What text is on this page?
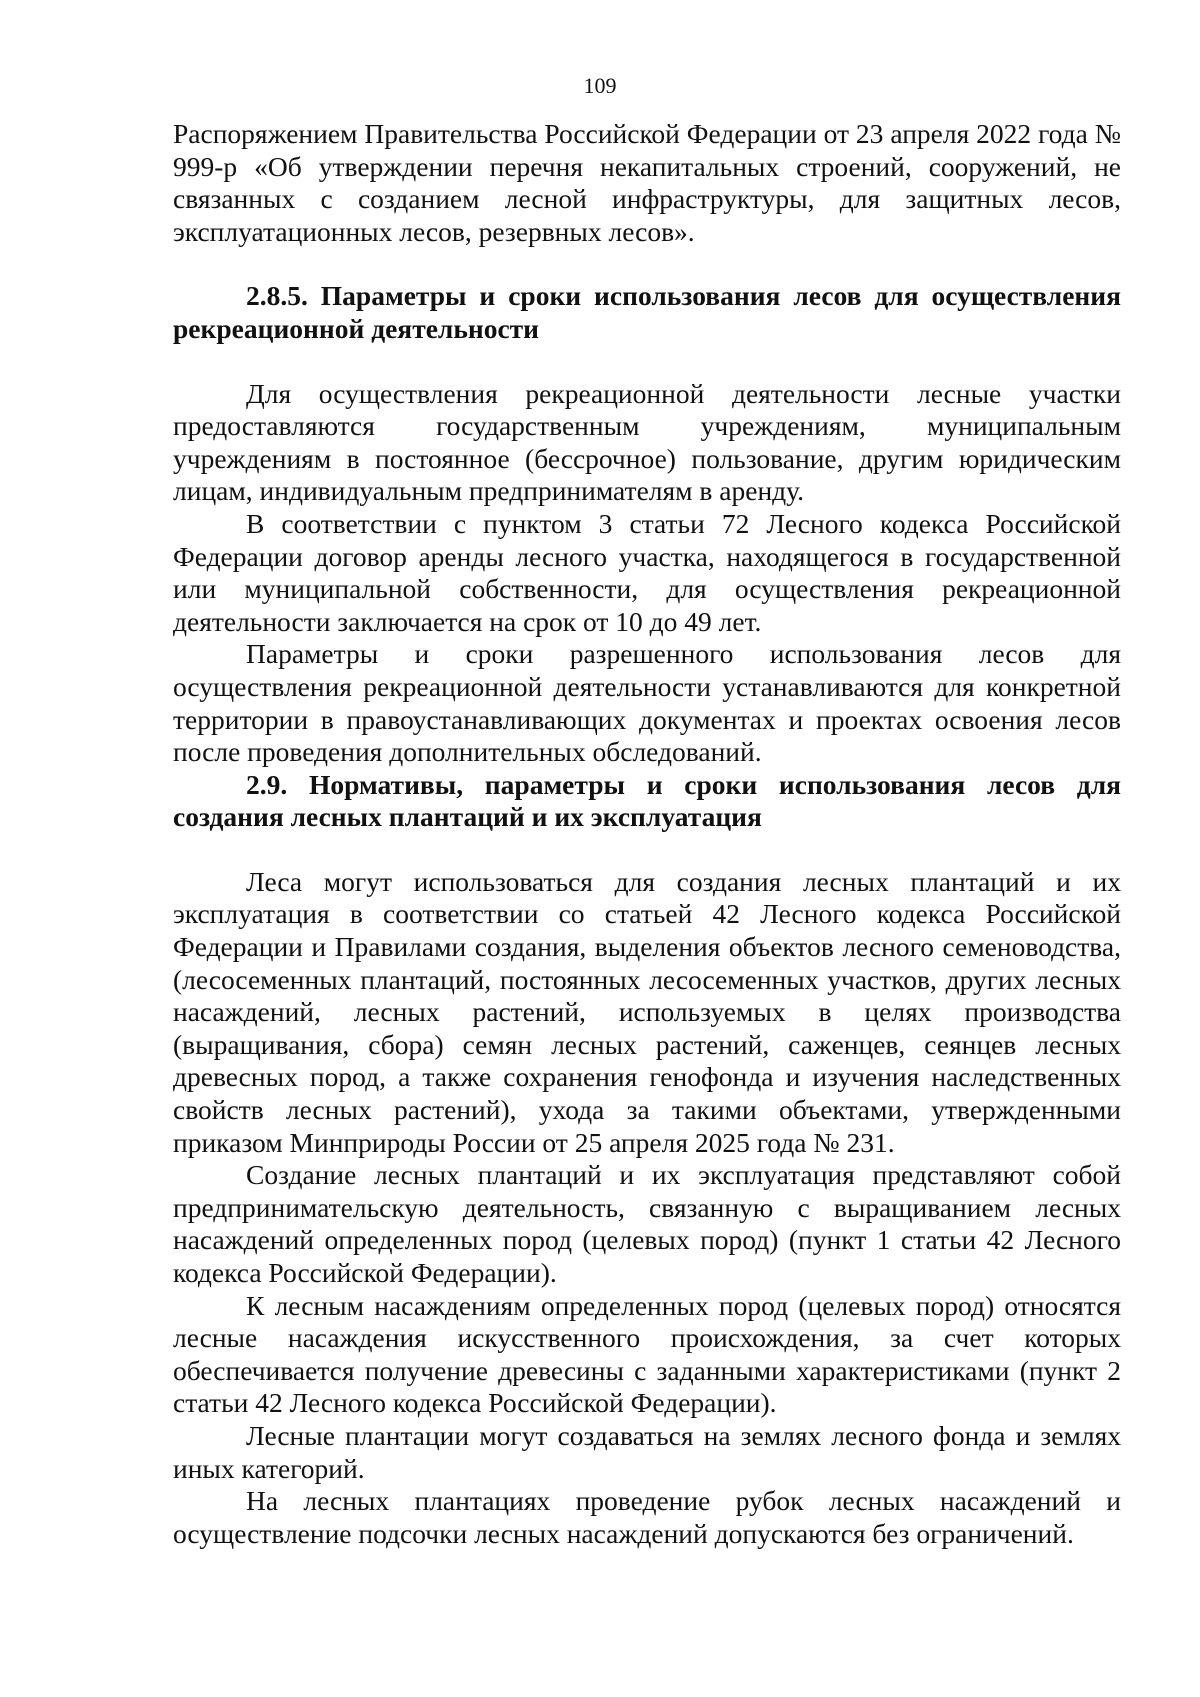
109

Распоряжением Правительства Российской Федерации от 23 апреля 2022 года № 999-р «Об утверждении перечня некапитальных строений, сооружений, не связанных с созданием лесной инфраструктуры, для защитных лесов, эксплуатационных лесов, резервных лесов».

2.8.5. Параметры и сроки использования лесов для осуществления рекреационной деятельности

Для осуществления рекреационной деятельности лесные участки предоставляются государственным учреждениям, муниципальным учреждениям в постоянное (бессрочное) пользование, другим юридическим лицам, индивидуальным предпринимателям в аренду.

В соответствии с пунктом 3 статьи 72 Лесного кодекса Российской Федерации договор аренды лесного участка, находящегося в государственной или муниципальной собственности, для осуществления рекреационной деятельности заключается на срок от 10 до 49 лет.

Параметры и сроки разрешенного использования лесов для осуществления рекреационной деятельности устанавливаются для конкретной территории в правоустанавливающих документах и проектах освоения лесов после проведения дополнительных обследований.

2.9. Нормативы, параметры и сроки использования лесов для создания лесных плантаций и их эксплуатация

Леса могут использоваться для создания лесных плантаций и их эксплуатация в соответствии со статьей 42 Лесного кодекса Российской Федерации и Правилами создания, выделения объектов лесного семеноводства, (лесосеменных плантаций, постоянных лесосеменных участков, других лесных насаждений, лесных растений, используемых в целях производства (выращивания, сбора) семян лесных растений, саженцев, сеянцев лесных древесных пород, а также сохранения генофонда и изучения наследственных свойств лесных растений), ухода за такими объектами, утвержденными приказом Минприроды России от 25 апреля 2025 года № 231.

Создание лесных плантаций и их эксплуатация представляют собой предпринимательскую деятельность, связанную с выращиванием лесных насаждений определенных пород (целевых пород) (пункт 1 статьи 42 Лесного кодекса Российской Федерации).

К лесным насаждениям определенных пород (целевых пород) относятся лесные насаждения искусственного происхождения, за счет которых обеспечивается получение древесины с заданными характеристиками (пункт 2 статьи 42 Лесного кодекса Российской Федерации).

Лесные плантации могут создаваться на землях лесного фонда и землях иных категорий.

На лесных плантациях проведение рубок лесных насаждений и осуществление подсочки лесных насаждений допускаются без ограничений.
----
◆ Exercise brief
Set the listing down in full and exactly. Pictures within it should not appear in the copy.

◆ Exercise response
What text is on this page?
109

Распоряжением Правительства Российской Федерации от 23 апреля 2022 года № 999-р «Об утверждении перечня некапитальных строений, сооружений, не связанных с созданием лесной инфраструктуры, для защитных лесов, эксплуатационных лесов, резервных лесов».

2.8.5. Параметры и сроки использования лесов для осуществления рекреационной деятельности

Для осуществления рекреационной деятельности лесные участки предоставляются государственным учреждениям, муниципальным учреждениям в постоянное (бессрочное) пользование, другим юридическим лицам, индивидуальным предпринимателям в аренду.

В соответствии с пунктом 3 статьи 72 Лесного кодекса Российской Федерации договор аренды лесного участка, находящегося в государственной или муниципальной собственности, для осуществления рекреационной деятельности заключается на срок от 10 до 49 лет.

Параметры и сроки разрешенного использования лесов для осуществления рекреационной деятельности устанавливаются для конкретной территории в правоустанавливающих документах и проектах освоения лесов после проведения дополнительных обследований.

2.9. Нормативы, параметры и сроки использования лесов для создания лесных плантаций и их эксплуатация

Леса могут использоваться для создания лесных плантаций и их эксплуатация в соответствии со статьей 42 Лесного кодекса Российской Федерации и Правилами создания, выделения объектов лесного семеноводства, (лесосеменных плантаций, постоянных лесосеменных участков, других лесных насаждений, лесных растений, используемых в целях производства (выращивания, сбора) семян лесных растений, саженцев, сеянцев лесных древесных пород, а также сохранения генофонда и изучения наследственных свойств лесных растений), ухода за такими объектами, утвержденными приказом Минприроды России от 25 апреля 2025 года № 231.

Создание лесных плантаций и их эксплуатация представляют собой предпринимательскую деятельность, связанную с выращиванием лесных насаждений определенных пород (целевых пород) (пункт 1 статьи 42 Лесного кодекса Российской Федерации).

К лесным насаждениям определенных пород (целевых пород) относятся лесные насаждения искусственного происхождения, за счет которых обеспечивается получение древесины с заданными характеристиками (пункт 2 статьи 42 Лесного кодекса Российской Федерации).

Лесные плантации могут создаваться на землях лесного фонда и землях иных категорий.

На лесных плантациях проведение рубок лесных насаждений и осуществление подсочки лесных насаждений допускаются без ограничений.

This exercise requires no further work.